(Dataset entries on figures)
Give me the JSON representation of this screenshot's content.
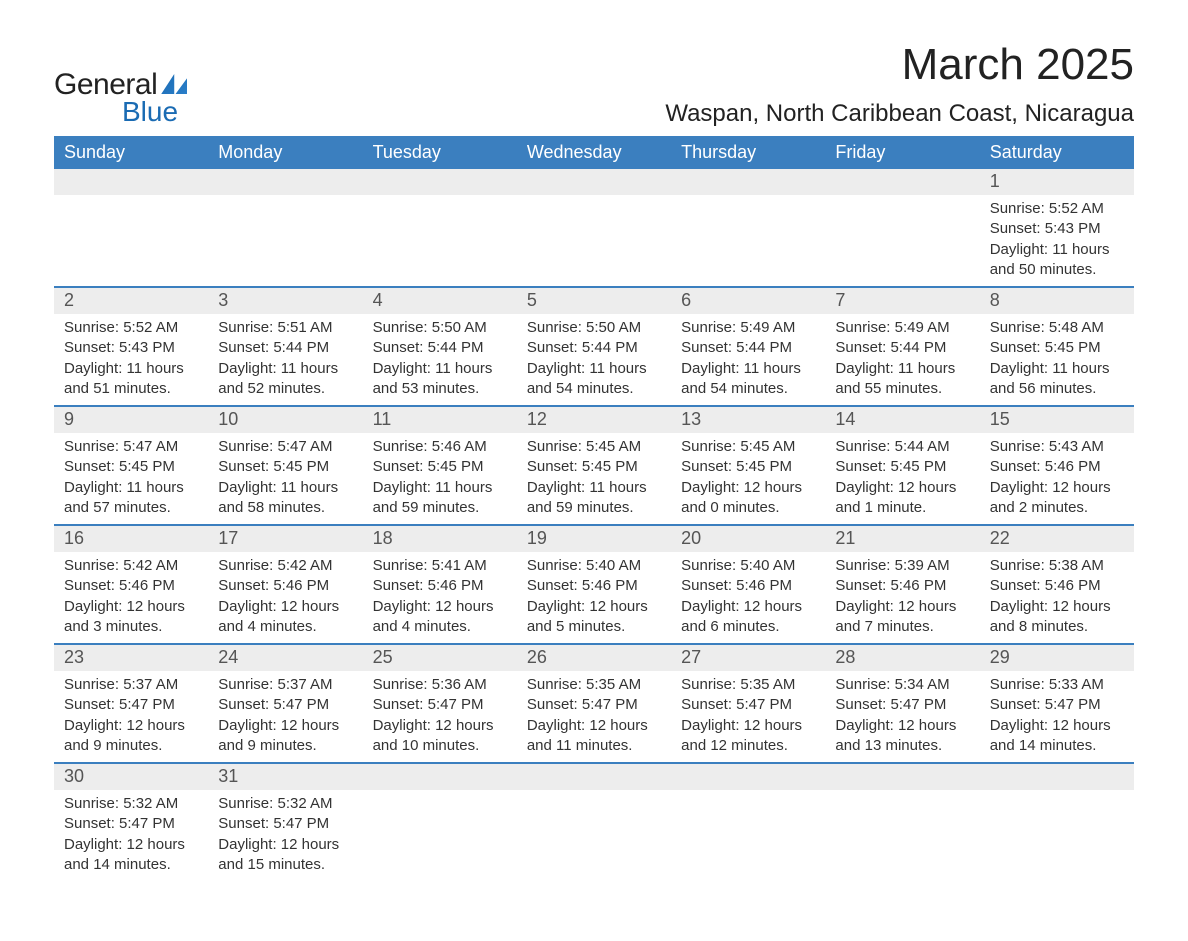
{
  "logo": {
    "text_top": "General",
    "text_bottom": "Blue"
  },
  "title": "March 2025",
  "location": "Waspan, North Caribbean Coast, Nicaragua",
  "weekdays": [
    "Sunday",
    "Monday",
    "Tuesday",
    "Wednesday",
    "Thursday",
    "Friday",
    "Saturday"
  ],
  "colors": {
    "header_bg": "#3b7fbf",
    "header_text": "#ffffff",
    "daynum_bg": "#ededed",
    "row_divider": "#3b7fbf",
    "body_text": "#333333",
    "logo_blue": "#1a6bb3"
  },
  "weeks": [
    [
      {
        "day": "",
        "lines": []
      },
      {
        "day": "",
        "lines": []
      },
      {
        "day": "",
        "lines": []
      },
      {
        "day": "",
        "lines": []
      },
      {
        "day": "",
        "lines": []
      },
      {
        "day": "",
        "lines": []
      },
      {
        "day": "1",
        "lines": [
          "Sunrise: 5:52 AM",
          "Sunset: 5:43 PM",
          "Daylight: 11 hours and 50 minutes."
        ]
      }
    ],
    [
      {
        "day": "2",
        "lines": [
          "Sunrise: 5:52 AM",
          "Sunset: 5:43 PM",
          "Daylight: 11 hours and 51 minutes."
        ]
      },
      {
        "day": "3",
        "lines": [
          "Sunrise: 5:51 AM",
          "Sunset: 5:44 PM",
          "Daylight: 11 hours and 52 minutes."
        ]
      },
      {
        "day": "4",
        "lines": [
          "Sunrise: 5:50 AM",
          "Sunset: 5:44 PM",
          "Daylight: 11 hours and 53 minutes."
        ]
      },
      {
        "day": "5",
        "lines": [
          "Sunrise: 5:50 AM",
          "Sunset: 5:44 PM",
          "Daylight: 11 hours and 54 minutes."
        ]
      },
      {
        "day": "6",
        "lines": [
          "Sunrise: 5:49 AM",
          "Sunset: 5:44 PM",
          "Daylight: 11 hours and 54 minutes."
        ]
      },
      {
        "day": "7",
        "lines": [
          "Sunrise: 5:49 AM",
          "Sunset: 5:44 PM",
          "Daylight: 11 hours and 55 minutes."
        ]
      },
      {
        "day": "8",
        "lines": [
          "Sunrise: 5:48 AM",
          "Sunset: 5:45 PM",
          "Daylight: 11 hours and 56 minutes."
        ]
      }
    ],
    [
      {
        "day": "9",
        "lines": [
          "Sunrise: 5:47 AM",
          "Sunset: 5:45 PM",
          "Daylight: 11 hours and 57 minutes."
        ]
      },
      {
        "day": "10",
        "lines": [
          "Sunrise: 5:47 AM",
          "Sunset: 5:45 PM",
          "Daylight: 11 hours and 58 minutes."
        ]
      },
      {
        "day": "11",
        "lines": [
          "Sunrise: 5:46 AM",
          "Sunset: 5:45 PM",
          "Daylight: 11 hours and 59 minutes."
        ]
      },
      {
        "day": "12",
        "lines": [
          "Sunrise: 5:45 AM",
          "Sunset: 5:45 PM",
          "Daylight: 11 hours and 59 minutes."
        ]
      },
      {
        "day": "13",
        "lines": [
          "Sunrise: 5:45 AM",
          "Sunset: 5:45 PM",
          "Daylight: 12 hours and 0 minutes."
        ]
      },
      {
        "day": "14",
        "lines": [
          "Sunrise: 5:44 AM",
          "Sunset: 5:45 PM",
          "Daylight: 12 hours and 1 minute."
        ]
      },
      {
        "day": "15",
        "lines": [
          "Sunrise: 5:43 AM",
          "Sunset: 5:46 PM",
          "Daylight: 12 hours and 2 minutes."
        ]
      }
    ],
    [
      {
        "day": "16",
        "lines": [
          "Sunrise: 5:42 AM",
          "Sunset: 5:46 PM",
          "Daylight: 12 hours and 3 minutes."
        ]
      },
      {
        "day": "17",
        "lines": [
          "Sunrise: 5:42 AM",
          "Sunset: 5:46 PM",
          "Daylight: 12 hours and 4 minutes."
        ]
      },
      {
        "day": "18",
        "lines": [
          "Sunrise: 5:41 AM",
          "Sunset: 5:46 PM",
          "Daylight: 12 hours and 4 minutes."
        ]
      },
      {
        "day": "19",
        "lines": [
          "Sunrise: 5:40 AM",
          "Sunset: 5:46 PM",
          "Daylight: 12 hours and 5 minutes."
        ]
      },
      {
        "day": "20",
        "lines": [
          "Sunrise: 5:40 AM",
          "Sunset: 5:46 PM",
          "Daylight: 12 hours and 6 minutes."
        ]
      },
      {
        "day": "21",
        "lines": [
          "Sunrise: 5:39 AM",
          "Sunset: 5:46 PM",
          "Daylight: 12 hours and 7 minutes."
        ]
      },
      {
        "day": "22",
        "lines": [
          "Sunrise: 5:38 AM",
          "Sunset: 5:46 PM",
          "Daylight: 12 hours and 8 minutes."
        ]
      }
    ],
    [
      {
        "day": "23",
        "lines": [
          "Sunrise: 5:37 AM",
          "Sunset: 5:47 PM",
          "Daylight: 12 hours and 9 minutes."
        ]
      },
      {
        "day": "24",
        "lines": [
          "Sunrise: 5:37 AM",
          "Sunset: 5:47 PM",
          "Daylight: 12 hours and 9 minutes."
        ]
      },
      {
        "day": "25",
        "lines": [
          "Sunrise: 5:36 AM",
          "Sunset: 5:47 PM",
          "Daylight: 12 hours and 10 minutes."
        ]
      },
      {
        "day": "26",
        "lines": [
          "Sunrise: 5:35 AM",
          "Sunset: 5:47 PM",
          "Daylight: 12 hours and 11 minutes."
        ]
      },
      {
        "day": "27",
        "lines": [
          "Sunrise: 5:35 AM",
          "Sunset: 5:47 PM",
          "Daylight: 12 hours and 12 minutes."
        ]
      },
      {
        "day": "28",
        "lines": [
          "Sunrise: 5:34 AM",
          "Sunset: 5:47 PM",
          "Daylight: 12 hours and 13 minutes."
        ]
      },
      {
        "day": "29",
        "lines": [
          "Sunrise: 5:33 AM",
          "Sunset: 5:47 PM",
          "Daylight: 12 hours and 14 minutes."
        ]
      }
    ],
    [
      {
        "day": "30",
        "lines": [
          "Sunrise: 5:32 AM",
          "Sunset: 5:47 PM",
          "Daylight: 12 hours and 14 minutes."
        ]
      },
      {
        "day": "31",
        "lines": [
          "Sunrise: 5:32 AM",
          "Sunset: 5:47 PM",
          "Daylight: 12 hours and 15 minutes."
        ]
      },
      {
        "day": "",
        "lines": []
      },
      {
        "day": "",
        "lines": []
      },
      {
        "day": "",
        "lines": []
      },
      {
        "day": "",
        "lines": []
      },
      {
        "day": "",
        "lines": []
      }
    ]
  ]
}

Work instructions = Each entry above should be reproduced exactly, with the pictures removed.

Exercise solution =
Give me the JSON representation of this screenshot's content.
{
  "logo": {
    "text_top": "General",
    "text_bottom": "Blue"
  },
  "title": "March 2025",
  "location": "Waspan, North Caribbean Coast, Nicaragua",
  "weekdays": [
    "Sunday",
    "Monday",
    "Tuesday",
    "Wednesday",
    "Thursday",
    "Friday",
    "Saturday"
  ],
  "colors": {
    "header_bg": "#3b7fbf",
    "header_text": "#ffffff",
    "daynum_bg": "#ededed",
    "row_divider": "#3b7fbf",
    "body_text": "#333333",
    "logo_blue": "#1a6bb3"
  },
  "weeks": [
    [
      {
        "day": "",
        "lines": []
      },
      {
        "day": "",
        "lines": []
      },
      {
        "day": "",
        "lines": []
      },
      {
        "day": "",
        "lines": []
      },
      {
        "day": "",
        "lines": []
      },
      {
        "day": "",
        "lines": []
      },
      {
        "day": "1",
        "lines": [
          "Sunrise: 5:52 AM",
          "Sunset: 5:43 PM",
          "Daylight: 11 hours and 50 minutes."
        ]
      }
    ],
    [
      {
        "day": "2",
        "lines": [
          "Sunrise: 5:52 AM",
          "Sunset: 5:43 PM",
          "Daylight: 11 hours and 51 minutes."
        ]
      },
      {
        "day": "3",
        "lines": [
          "Sunrise: 5:51 AM",
          "Sunset: 5:44 PM",
          "Daylight: 11 hours and 52 minutes."
        ]
      },
      {
        "day": "4",
        "lines": [
          "Sunrise: 5:50 AM",
          "Sunset: 5:44 PM",
          "Daylight: 11 hours and 53 minutes."
        ]
      },
      {
        "day": "5",
        "lines": [
          "Sunrise: 5:50 AM",
          "Sunset: 5:44 PM",
          "Daylight: 11 hours and 54 minutes."
        ]
      },
      {
        "day": "6",
        "lines": [
          "Sunrise: 5:49 AM",
          "Sunset: 5:44 PM",
          "Daylight: 11 hours and 54 minutes."
        ]
      },
      {
        "day": "7",
        "lines": [
          "Sunrise: 5:49 AM",
          "Sunset: 5:44 PM",
          "Daylight: 11 hours and 55 minutes."
        ]
      },
      {
        "day": "8",
        "lines": [
          "Sunrise: 5:48 AM",
          "Sunset: 5:45 PM",
          "Daylight: 11 hours and 56 minutes."
        ]
      }
    ],
    [
      {
        "day": "9",
        "lines": [
          "Sunrise: 5:47 AM",
          "Sunset: 5:45 PM",
          "Daylight: 11 hours and 57 minutes."
        ]
      },
      {
        "day": "10",
        "lines": [
          "Sunrise: 5:47 AM",
          "Sunset: 5:45 PM",
          "Daylight: 11 hours and 58 minutes."
        ]
      },
      {
        "day": "11",
        "lines": [
          "Sunrise: 5:46 AM",
          "Sunset: 5:45 PM",
          "Daylight: 11 hours and 59 minutes."
        ]
      },
      {
        "day": "12",
        "lines": [
          "Sunrise: 5:45 AM",
          "Sunset: 5:45 PM",
          "Daylight: 11 hours and 59 minutes."
        ]
      },
      {
        "day": "13",
        "lines": [
          "Sunrise: 5:45 AM",
          "Sunset: 5:45 PM",
          "Daylight: 12 hours and 0 minutes."
        ]
      },
      {
        "day": "14",
        "lines": [
          "Sunrise: 5:44 AM",
          "Sunset: 5:45 PM",
          "Daylight: 12 hours and 1 minute."
        ]
      },
      {
        "day": "15",
        "lines": [
          "Sunrise: 5:43 AM",
          "Sunset: 5:46 PM",
          "Daylight: 12 hours and 2 minutes."
        ]
      }
    ],
    [
      {
        "day": "16",
        "lines": [
          "Sunrise: 5:42 AM",
          "Sunset: 5:46 PM",
          "Daylight: 12 hours and 3 minutes."
        ]
      },
      {
        "day": "17",
        "lines": [
          "Sunrise: 5:42 AM",
          "Sunset: 5:46 PM",
          "Daylight: 12 hours and 4 minutes."
        ]
      },
      {
        "day": "18",
        "lines": [
          "Sunrise: 5:41 AM",
          "Sunset: 5:46 PM",
          "Daylight: 12 hours and 4 minutes."
        ]
      },
      {
        "day": "19",
        "lines": [
          "Sunrise: 5:40 AM",
          "Sunset: 5:46 PM",
          "Daylight: 12 hours and 5 minutes."
        ]
      },
      {
        "day": "20",
        "lines": [
          "Sunrise: 5:40 AM",
          "Sunset: 5:46 PM",
          "Daylight: 12 hours and 6 minutes."
        ]
      },
      {
        "day": "21",
        "lines": [
          "Sunrise: 5:39 AM",
          "Sunset: 5:46 PM",
          "Daylight: 12 hours and 7 minutes."
        ]
      },
      {
        "day": "22",
        "lines": [
          "Sunrise: 5:38 AM",
          "Sunset: 5:46 PM",
          "Daylight: 12 hours and 8 minutes."
        ]
      }
    ],
    [
      {
        "day": "23",
        "lines": [
          "Sunrise: 5:37 AM",
          "Sunset: 5:47 PM",
          "Daylight: 12 hours and 9 minutes."
        ]
      },
      {
        "day": "24",
        "lines": [
          "Sunrise: 5:37 AM",
          "Sunset: 5:47 PM",
          "Daylight: 12 hours and 9 minutes."
        ]
      },
      {
        "day": "25",
        "lines": [
          "Sunrise: 5:36 AM",
          "Sunset: 5:47 PM",
          "Daylight: 12 hours and 10 minutes."
        ]
      },
      {
        "day": "26",
        "lines": [
          "Sunrise: 5:35 AM",
          "Sunset: 5:47 PM",
          "Daylight: 12 hours and 11 minutes."
        ]
      },
      {
        "day": "27",
        "lines": [
          "Sunrise: 5:35 AM",
          "Sunset: 5:47 PM",
          "Daylight: 12 hours and 12 minutes."
        ]
      },
      {
        "day": "28",
        "lines": [
          "Sunrise: 5:34 AM",
          "Sunset: 5:47 PM",
          "Daylight: 12 hours and 13 minutes."
        ]
      },
      {
        "day": "29",
        "lines": [
          "Sunrise: 5:33 AM",
          "Sunset: 5:47 PM",
          "Daylight: 12 hours and 14 minutes."
        ]
      }
    ],
    [
      {
        "day": "30",
        "lines": [
          "Sunrise: 5:32 AM",
          "Sunset: 5:47 PM",
          "Daylight: 12 hours and 14 minutes."
        ]
      },
      {
        "day": "31",
        "lines": [
          "Sunrise: 5:32 AM",
          "Sunset: 5:47 PM",
          "Daylight: 12 hours and 15 minutes."
        ]
      },
      {
        "day": "",
        "lines": []
      },
      {
        "day": "",
        "lines": []
      },
      {
        "day": "",
        "lines": []
      },
      {
        "day": "",
        "lines": []
      },
      {
        "day": "",
        "lines": []
      }
    ]
  ]
}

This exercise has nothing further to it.